> TASK GOAL: Reproduce the records below exactly, leaving out any pictures.

[Collection entries]

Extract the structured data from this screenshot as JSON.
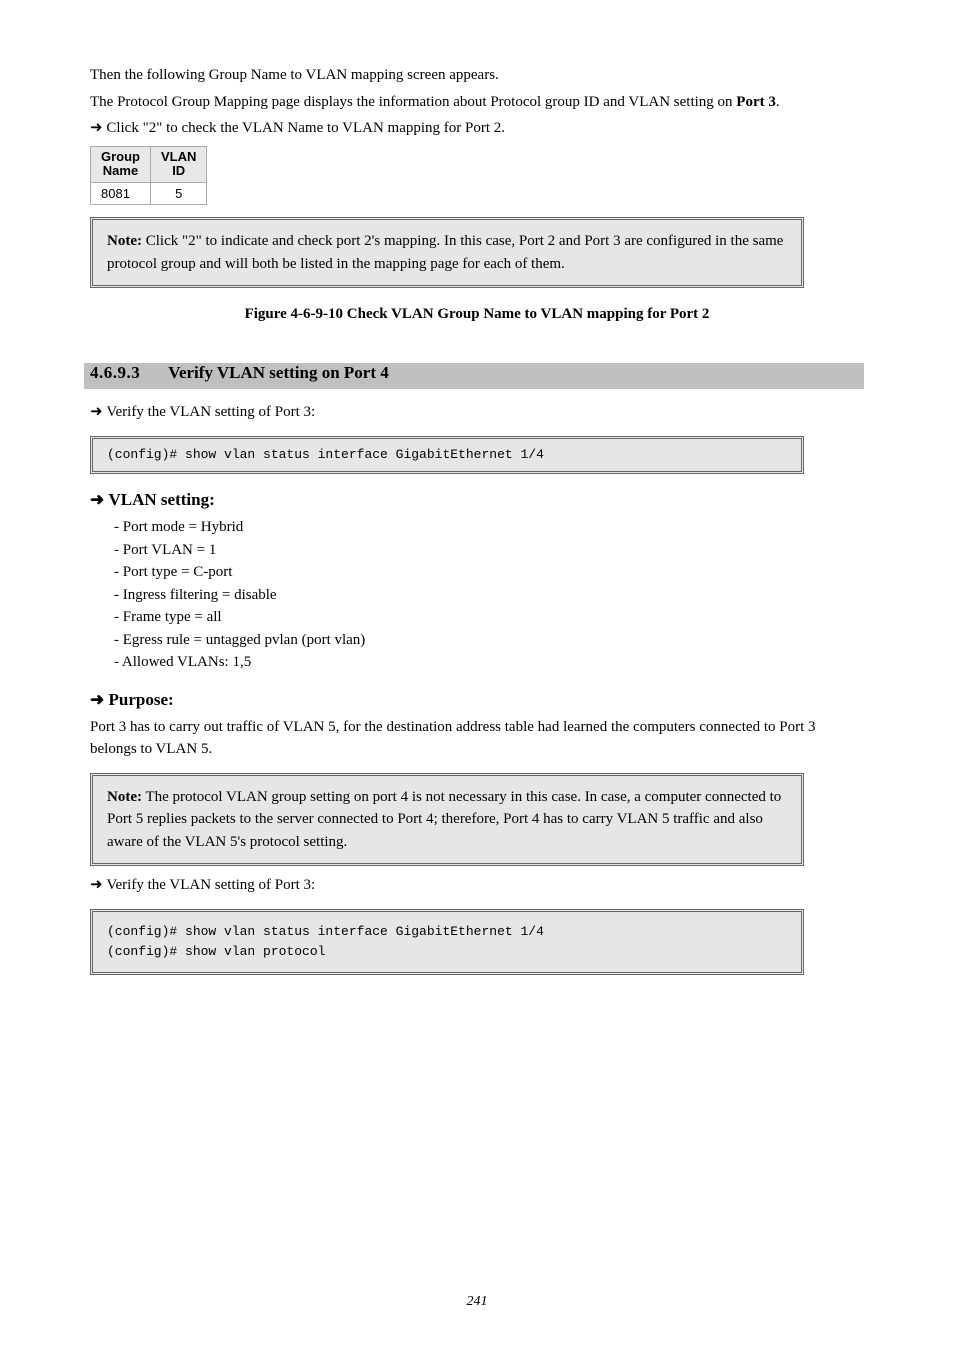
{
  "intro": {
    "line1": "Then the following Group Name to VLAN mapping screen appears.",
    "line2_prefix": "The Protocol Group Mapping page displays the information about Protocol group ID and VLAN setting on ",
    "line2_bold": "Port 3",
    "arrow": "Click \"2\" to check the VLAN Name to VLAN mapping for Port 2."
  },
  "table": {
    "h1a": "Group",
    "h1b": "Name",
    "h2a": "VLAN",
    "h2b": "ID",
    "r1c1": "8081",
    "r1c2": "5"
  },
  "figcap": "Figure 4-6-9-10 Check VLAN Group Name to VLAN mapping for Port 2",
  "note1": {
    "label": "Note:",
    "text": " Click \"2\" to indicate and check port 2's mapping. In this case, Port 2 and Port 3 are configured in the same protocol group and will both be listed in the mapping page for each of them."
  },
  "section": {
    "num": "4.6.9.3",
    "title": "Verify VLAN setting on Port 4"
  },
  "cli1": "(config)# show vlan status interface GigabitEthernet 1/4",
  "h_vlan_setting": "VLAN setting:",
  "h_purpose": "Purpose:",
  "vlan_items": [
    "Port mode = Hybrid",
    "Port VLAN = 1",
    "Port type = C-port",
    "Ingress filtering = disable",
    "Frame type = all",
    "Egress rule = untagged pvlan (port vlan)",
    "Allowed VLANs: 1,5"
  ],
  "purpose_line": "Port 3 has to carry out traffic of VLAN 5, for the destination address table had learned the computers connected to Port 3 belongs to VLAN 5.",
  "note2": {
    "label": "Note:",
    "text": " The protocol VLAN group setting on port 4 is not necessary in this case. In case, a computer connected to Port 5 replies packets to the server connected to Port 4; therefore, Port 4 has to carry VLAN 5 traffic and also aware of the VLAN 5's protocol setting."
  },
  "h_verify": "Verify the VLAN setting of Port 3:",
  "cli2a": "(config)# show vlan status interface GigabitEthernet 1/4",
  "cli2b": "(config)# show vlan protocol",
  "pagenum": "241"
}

> TASK RESPONSE:
Extract the structured data from this screenshot as JSON.
{
  "intro": {
    "line1": "Then the following Group Name to VLAN mapping screen appears.",
    "line2_prefix": "The Protocol Group Mapping page displays the information about Protocol group ID and VLAN setting on ",
    "line2_bold": "Port 3",
    "arrow": "Click \"2\" to check the VLAN Name to VLAN mapping for Port 2."
  },
  "table": {
    "h1a": "Group",
    "h1b": "Name",
    "h2a": "VLAN",
    "h2b": "ID",
    "r1c1": "8081",
    "r1c2": "5"
  },
  "figcap": "Figure 4-6-9-10 Check VLAN Group Name to VLAN mapping for Port 2",
  "note1": {
    "label": "Note:",
    "text": " Click \"2\" to indicate and check port 2's mapping. In this case, Port 2 and Port 3 are configured in the same protocol group and will both be listed in the mapping page for each of them."
  },
  "section": {
    "num": "4.6.9.3",
    "title": "Verify VLAN setting on Port 4"
  },
  "cli1": "(config)# show vlan status interface GigabitEthernet 1/4",
  "h_vlan_setting": "VLAN setting:",
  "h_purpose": "Purpose:",
  "vlan_items": [
    "Port mode = Hybrid",
    "Port VLAN = 1",
    "Port type = C-port",
    "Ingress filtering = disable",
    "Frame type = all",
    "Egress rule = untagged pvlan (port vlan)",
    "Allowed VLANs: 1,5"
  ],
  "purpose_line": "Port 3 has to carry out traffic of VLAN 5, for the destination address table had learned the computers connected to Port 3 belongs to VLAN 5.",
  "note2": {
    "label": "Note:",
    "text": " The protocol VLAN group setting on port 4 is not necessary in this case. In case, a computer connected to Port 5 replies packets to the server connected to Port 4; therefore, Port 4 has to carry VLAN 5 traffic and also aware of the VLAN 5's protocol setting."
  },
  "h_verify": "Verify the VLAN setting of Port 3:",
  "cli2a": "(config)# show vlan status interface GigabitEthernet 1/4",
  "cli2b": "(config)# show vlan protocol",
  "pagenum": "241"
}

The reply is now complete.